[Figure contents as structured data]
----

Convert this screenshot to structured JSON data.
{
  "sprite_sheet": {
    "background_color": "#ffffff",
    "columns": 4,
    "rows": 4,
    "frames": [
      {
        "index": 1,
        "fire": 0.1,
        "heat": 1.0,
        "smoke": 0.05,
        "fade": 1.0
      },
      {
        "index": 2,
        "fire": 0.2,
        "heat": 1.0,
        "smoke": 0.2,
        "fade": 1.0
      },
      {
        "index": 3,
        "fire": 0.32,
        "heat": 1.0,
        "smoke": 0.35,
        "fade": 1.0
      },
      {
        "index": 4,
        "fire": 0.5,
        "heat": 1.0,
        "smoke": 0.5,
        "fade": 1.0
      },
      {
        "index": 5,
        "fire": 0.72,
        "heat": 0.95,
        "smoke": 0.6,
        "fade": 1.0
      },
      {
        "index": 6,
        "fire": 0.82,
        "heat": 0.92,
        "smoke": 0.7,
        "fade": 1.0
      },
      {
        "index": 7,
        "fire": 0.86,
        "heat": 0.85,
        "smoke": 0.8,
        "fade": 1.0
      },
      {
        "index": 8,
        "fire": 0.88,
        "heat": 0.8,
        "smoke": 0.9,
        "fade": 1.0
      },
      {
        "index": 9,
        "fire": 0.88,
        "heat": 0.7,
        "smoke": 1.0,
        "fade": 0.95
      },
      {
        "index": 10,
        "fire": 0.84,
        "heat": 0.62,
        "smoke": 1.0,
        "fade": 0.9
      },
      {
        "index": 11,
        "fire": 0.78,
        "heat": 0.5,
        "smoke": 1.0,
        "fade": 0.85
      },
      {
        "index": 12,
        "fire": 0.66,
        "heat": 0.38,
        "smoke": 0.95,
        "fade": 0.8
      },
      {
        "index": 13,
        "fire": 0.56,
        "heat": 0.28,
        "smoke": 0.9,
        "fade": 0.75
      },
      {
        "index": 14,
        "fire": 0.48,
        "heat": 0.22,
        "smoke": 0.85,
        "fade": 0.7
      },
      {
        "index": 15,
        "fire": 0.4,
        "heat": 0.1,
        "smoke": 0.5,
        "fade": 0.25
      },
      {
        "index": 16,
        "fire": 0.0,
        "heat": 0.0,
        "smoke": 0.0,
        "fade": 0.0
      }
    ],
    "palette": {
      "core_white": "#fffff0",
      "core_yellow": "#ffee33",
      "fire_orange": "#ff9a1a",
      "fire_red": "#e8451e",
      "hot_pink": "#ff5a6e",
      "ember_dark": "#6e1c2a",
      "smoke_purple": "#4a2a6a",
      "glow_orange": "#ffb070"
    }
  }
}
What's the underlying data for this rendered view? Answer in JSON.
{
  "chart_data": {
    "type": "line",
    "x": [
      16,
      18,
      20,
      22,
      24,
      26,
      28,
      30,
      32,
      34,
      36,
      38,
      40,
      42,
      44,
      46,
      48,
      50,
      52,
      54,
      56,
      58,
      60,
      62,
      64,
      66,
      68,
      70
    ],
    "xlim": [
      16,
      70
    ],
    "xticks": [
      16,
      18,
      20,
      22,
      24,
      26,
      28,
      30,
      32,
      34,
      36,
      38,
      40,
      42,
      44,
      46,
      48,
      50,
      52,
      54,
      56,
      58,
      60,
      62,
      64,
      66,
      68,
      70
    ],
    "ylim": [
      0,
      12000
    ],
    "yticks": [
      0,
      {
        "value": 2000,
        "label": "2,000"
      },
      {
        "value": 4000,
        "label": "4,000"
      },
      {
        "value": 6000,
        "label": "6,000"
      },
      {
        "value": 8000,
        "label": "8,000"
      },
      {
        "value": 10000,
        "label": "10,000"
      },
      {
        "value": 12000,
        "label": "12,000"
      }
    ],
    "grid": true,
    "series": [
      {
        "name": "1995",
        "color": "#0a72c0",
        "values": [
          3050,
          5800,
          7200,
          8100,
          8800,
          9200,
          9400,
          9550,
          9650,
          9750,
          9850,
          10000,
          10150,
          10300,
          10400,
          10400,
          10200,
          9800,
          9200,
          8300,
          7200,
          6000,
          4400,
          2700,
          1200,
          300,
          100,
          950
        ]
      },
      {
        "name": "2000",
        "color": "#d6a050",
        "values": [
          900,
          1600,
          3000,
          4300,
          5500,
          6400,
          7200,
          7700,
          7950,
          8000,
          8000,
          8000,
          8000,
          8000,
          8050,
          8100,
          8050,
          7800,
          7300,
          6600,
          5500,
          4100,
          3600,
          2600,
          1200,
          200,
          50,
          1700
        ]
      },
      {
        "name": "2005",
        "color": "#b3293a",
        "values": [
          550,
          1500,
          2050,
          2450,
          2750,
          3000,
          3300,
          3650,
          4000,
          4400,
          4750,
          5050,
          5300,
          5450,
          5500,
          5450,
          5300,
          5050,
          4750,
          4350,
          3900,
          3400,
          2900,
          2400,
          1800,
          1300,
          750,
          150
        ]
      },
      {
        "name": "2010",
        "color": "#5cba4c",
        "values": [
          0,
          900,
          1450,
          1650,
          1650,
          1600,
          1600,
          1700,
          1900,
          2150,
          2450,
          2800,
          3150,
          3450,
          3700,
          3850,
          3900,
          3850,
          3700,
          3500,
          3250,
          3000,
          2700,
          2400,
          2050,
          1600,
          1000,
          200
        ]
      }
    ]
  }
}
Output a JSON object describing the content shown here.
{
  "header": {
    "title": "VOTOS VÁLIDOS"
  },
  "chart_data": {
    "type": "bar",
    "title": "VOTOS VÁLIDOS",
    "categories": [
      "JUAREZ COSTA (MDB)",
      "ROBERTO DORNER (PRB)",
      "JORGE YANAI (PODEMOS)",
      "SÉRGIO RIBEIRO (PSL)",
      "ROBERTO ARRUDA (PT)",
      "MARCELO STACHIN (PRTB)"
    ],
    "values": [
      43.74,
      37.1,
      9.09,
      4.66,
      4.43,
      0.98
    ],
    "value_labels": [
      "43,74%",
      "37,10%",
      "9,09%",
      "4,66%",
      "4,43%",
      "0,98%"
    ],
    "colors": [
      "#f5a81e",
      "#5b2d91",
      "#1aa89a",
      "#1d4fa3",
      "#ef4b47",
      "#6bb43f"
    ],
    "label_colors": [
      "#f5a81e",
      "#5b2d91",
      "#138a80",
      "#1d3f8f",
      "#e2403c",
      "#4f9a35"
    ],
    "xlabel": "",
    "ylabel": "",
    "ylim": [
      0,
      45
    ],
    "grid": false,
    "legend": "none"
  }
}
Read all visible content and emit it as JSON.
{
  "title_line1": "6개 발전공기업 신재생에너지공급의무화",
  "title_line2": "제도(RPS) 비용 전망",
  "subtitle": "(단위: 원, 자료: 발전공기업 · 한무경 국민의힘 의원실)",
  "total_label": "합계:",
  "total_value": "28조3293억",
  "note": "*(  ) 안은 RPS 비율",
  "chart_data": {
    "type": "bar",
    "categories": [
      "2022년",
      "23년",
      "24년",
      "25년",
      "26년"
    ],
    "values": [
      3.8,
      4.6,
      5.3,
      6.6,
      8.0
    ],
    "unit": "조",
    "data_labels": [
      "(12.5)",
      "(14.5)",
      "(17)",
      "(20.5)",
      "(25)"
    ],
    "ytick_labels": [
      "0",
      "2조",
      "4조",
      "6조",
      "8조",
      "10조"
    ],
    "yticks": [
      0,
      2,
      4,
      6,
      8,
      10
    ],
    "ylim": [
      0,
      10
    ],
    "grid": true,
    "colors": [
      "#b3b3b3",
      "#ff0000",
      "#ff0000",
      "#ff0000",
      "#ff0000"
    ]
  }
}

----

## Stated goal
Faithfully reproduce all of the records, character for character.

## Problem solution
Convert this screenshot to structured JSON data.
{
  "sprite_sheet": {
    "background_color": "#ffffff",
    "columns": 4,
    "rows": 4,
    "frames": [
      {
        "index": 1,
        "fire": 0.1,
        "heat": 1.0,
        "smoke": 0.05,
        "fade": 1.0
      },
      {
        "index": 2,
        "fire": 0.2,
        "heat": 1.0,
        "smoke": 0.2,
        "fade": 1.0
      },
      {
        "index": 3,
        "fire": 0.32,
        "heat": 1.0,
        "smoke": 0.35,
        "fade": 1.0
      },
      {
        "index": 4,
        "fire": 0.5,
        "heat": 1.0,
        "smoke": 0.5,
        "fade": 1.0
      },
      {
        "index": 5,
        "fire": 0.72,
        "heat": 0.95,
        "smoke": 0.6,
        "fade": 1.0
      },
      {
        "index": 6,
        "fire": 0.82,
        "heat": 0.92,
        "smoke": 0.7,
        "fade": 1.0
      },
      {
        "index": 7,
        "fire": 0.86,
        "heat": 0.85,
        "smoke": 0.8,
        "fade": 1.0
      },
      {
        "index": 8,
        "fire": 0.88,
        "heat": 0.8,
        "smoke": 0.9,
        "fade": 1.0
      },
      {
        "index": 9,
        "fire": 0.88,
        "heat": 0.7,
        "smoke": 1.0,
        "fade": 0.95
      },
      {
        "index": 10,
        "fire": 0.84,
        "heat": 0.62,
        "smoke": 1.0,
        "fade": 0.9
      },
      {
        "index": 11,
        "fire": 0.78,
        "heat": 0.5,
        "smoke": 1.0,
        "fade": 0.85
      },
      {
        "index": 12,
        "fire": 0.66,
        "heat": 0.38,
        "smoke": 0.95,
        "fade": 0.8
      },
      {
        "index": 13,
        "fire": 0.56,
        "heat": 0.28,
        "smoke": 0.9,
        "fade": 0.75
      },
      {
        "index": 14,
        "fire": 0.48,
        "heat": 0.22,
        "smoke": 0.85,
        "fade": 0.7
      },
      {
        "index": 15,
        "fire": 0.4,
        "heat": 0.1,
        "smoke": 0.5,
        "fade": 0.25
      },
      {
        "index": 16,
        "fire": 0.0,
        "heat": 0.0,
        "smoke": 0.0,
        "fade": 0.0
      }
    ],
    "palette": {
      "core_white": "#fffff0",
      "core_yellow": "#ffee33",
      "fire_orange": "#ff9a1a",
      "fire_red": "#e8451e",
      "hot_pink": "#ff5a6e",
      "ember_dark": "#6e1c2a",
      "smoke_purple": "#4a2a6a",
      "glow_orange": "#ffb070"
    }
  }
}
What's the underlying data for this rendered view? Answer in JSON.
{
  "chart_data": {
    "type": "line",
    "x": [
      16,
      18,
      20,
      22,
      24,
      26,
      28,
      30,
      32,
      34,
      36,
      38,
      40,
      42,
      44,
      46,
      48,
      50,
      52,
      54,
      56,
      58,
      60,
      62,
      64,
      66,
      68,
      70
    ],
    "xlim": [
      16,
      70
    ],
    "xticks": [
      16,
      18,
      20,
      22,
      24,
      26,
      28,
      30,
      32,
      34,
      36,
      38,
      40,
      42,
      44,
      46,
      48,
      50,
      52,
      54,
      56,
      58,
      60,
      62,
      64,
      66,
      68,
      70
    ],
    "ylim": [
      0,
      12000
    ],
    "yticks": [
      0,
      {
        "value": 2000,
        "label": "2,000"
      },
      {
        "value": 4000,
        "label": "4,000"
      },
      {
        "value": 6000,
        "label": "6,000"
      },
      {
        "value": 8000,
        "label": "8,000"
      },
      {
        "value": 10000,
        "label": "10,000"
      },
      {
        "value": 12000,
        "label": "12,000"
      }
    ],
    "grid": true,
    "series": [
      {
        "name": "1995",
        "color": "#0a72c0",
        "values": [
          3050,
          5800,
          7200,
          8100,
          8800,
          9200,
          9400,
          9550,
          9650,
          9750,
          9850,
          10000,
          10150,
          10300,
          10400,
          10400,
          10200,
          9800,
          9200,
          8300,
          7200,
          6000,
          4400,
          2700,
          1200,
          300,
          100,
          950
        ]
      },
      {
        "name": "2000",
        "color": "#d6a050",
        "values": [
          900,
          1600,
          3000,
          4300,
          5500,
          6400,
          7200,
          7700,
          7950,
          8000,
          8000,
          8000,
          8000,
          8000,
          8050,
          8100,
          8050,
          7800,
          7300,
          6600,
          5500,
          4100,
          3600,
          2600,
          1200,
          200,
          50,
          1700
        ]
      },
      {
        "name": "2005",
        "color": "#b3293a",
        "values": [
          550,
          1500,
          2050,
          2450,
          2750,
          3000,
          3300,
          3650,
          4000,
          4400,
          4750,
          5050,
          5300,
          5450,
          5500,
          5450,
          5300,
          5050,
          4750,
          4350,
          3900,
          3400,
          2900,
          2400,
          1800,
          1300,
          750,
          150
        ]
      },
      {
        "name": "2010",
        "color": "#5cba4c",
        "values": [
          0,
          900,
          1450,
          1650,
          1650,
          1600,
          1600,
          1700,
          1900,
          2150,
          2450,
          2800,
          3150,
          3450,
          3700,
          3850,
          3900,
          3850,
          3700,
          3500,
          3250,
          3000,
          2700,
          2400,
          2050,
          1600,
          1000,
          200
        ]
      }
    ]
  }
}
Output a JSON object describing the content shown here.
{
  "header": {
    "title": "VOTOS VÁLIDOS"
  },
  "chart_data": {
    "type": "bar",
    "title": "VOTOS VÁLIDOS",
    "categories": [
      "JUAREZ COSTA (MDB)",
      "ROBERTO DORNER (PRB)",
      "JORGE YANAI (PODEMOS)",
      "SÉRGIO RIBEIRO (PSL)",
      "ROBERTO ARRUDA (PT)",
      "MARCELO STACHIN (PRTB)"
    ],
    "values": [
      43.74,
      37.1,
      9.09,
      4.66,
      4.43,
      0.98
    ],
    "value_labels": [
      "43,74%",
      "37,10%",
      "9,09%",
      "4,66%",
      "4,43%",
      "0,98%"
    ],
    "colors": [
      "#f5a81e",
      "#5b2d91",
      "#1aa89a",
      "#1d4fa3",
      "#ef4b47",
      "#6bb43f"
    ],
    "label_colors": [
      "#f5a81e",
      "#5b2d91",
      "#138a80",
      "#1d3f8f",
      "#e2403c",
      "#4f9a35"
    ],
    "xlabel": "",
    "ylabel": "",
    "ylim": [
      0,
      45
    ],
    "grid": false,
    "legend": "none"
  }
}
Read all visible content and emit it as JSON.
{
  "title_line1": "6개 발전공기업 신재생에너지공급의무화",
  "title_line2": "제도(RPS) 비용 전망",
  "subtitle": "(단위: 원, 자료: 발전공기업 · 한무경 국민의힘 의원실)",
  "total_label": "합계:",
  "total_value": "28조3293억",
  "note": "*(  ) 안은 RPS 비율",
  "chart_data": {
    "type": "bar",
    "categories": [
      "2022년",
      "23년",
      "24년",
      "25년",
      "26년"
    ],
    "values": [
      3.8,
      4.6,
      5.3,
      6.6,
      8.0
    ],
    "unit": "조",
    "data_labels": [
      "(12.5)",
      "(14.5)",
      "(17)",
      "(20.5)",
      "(25)"
    ],
    "ytick_labels": [
      "0",
      "2조",
      "4조",
      "6조",
      "8조",
      "10조"
    ],
    "yticks": [
      0,
      2,
      4,
      6,
      8,
      10
    ],
    "ylim": [
      0,
      10
    ],
    "grid": true,
    "colors": [
      "#b3b3b3",
      "#ff0000",
      "#ff0000",
      "#ff0000",
      "#ff0000"
    ]
  }
}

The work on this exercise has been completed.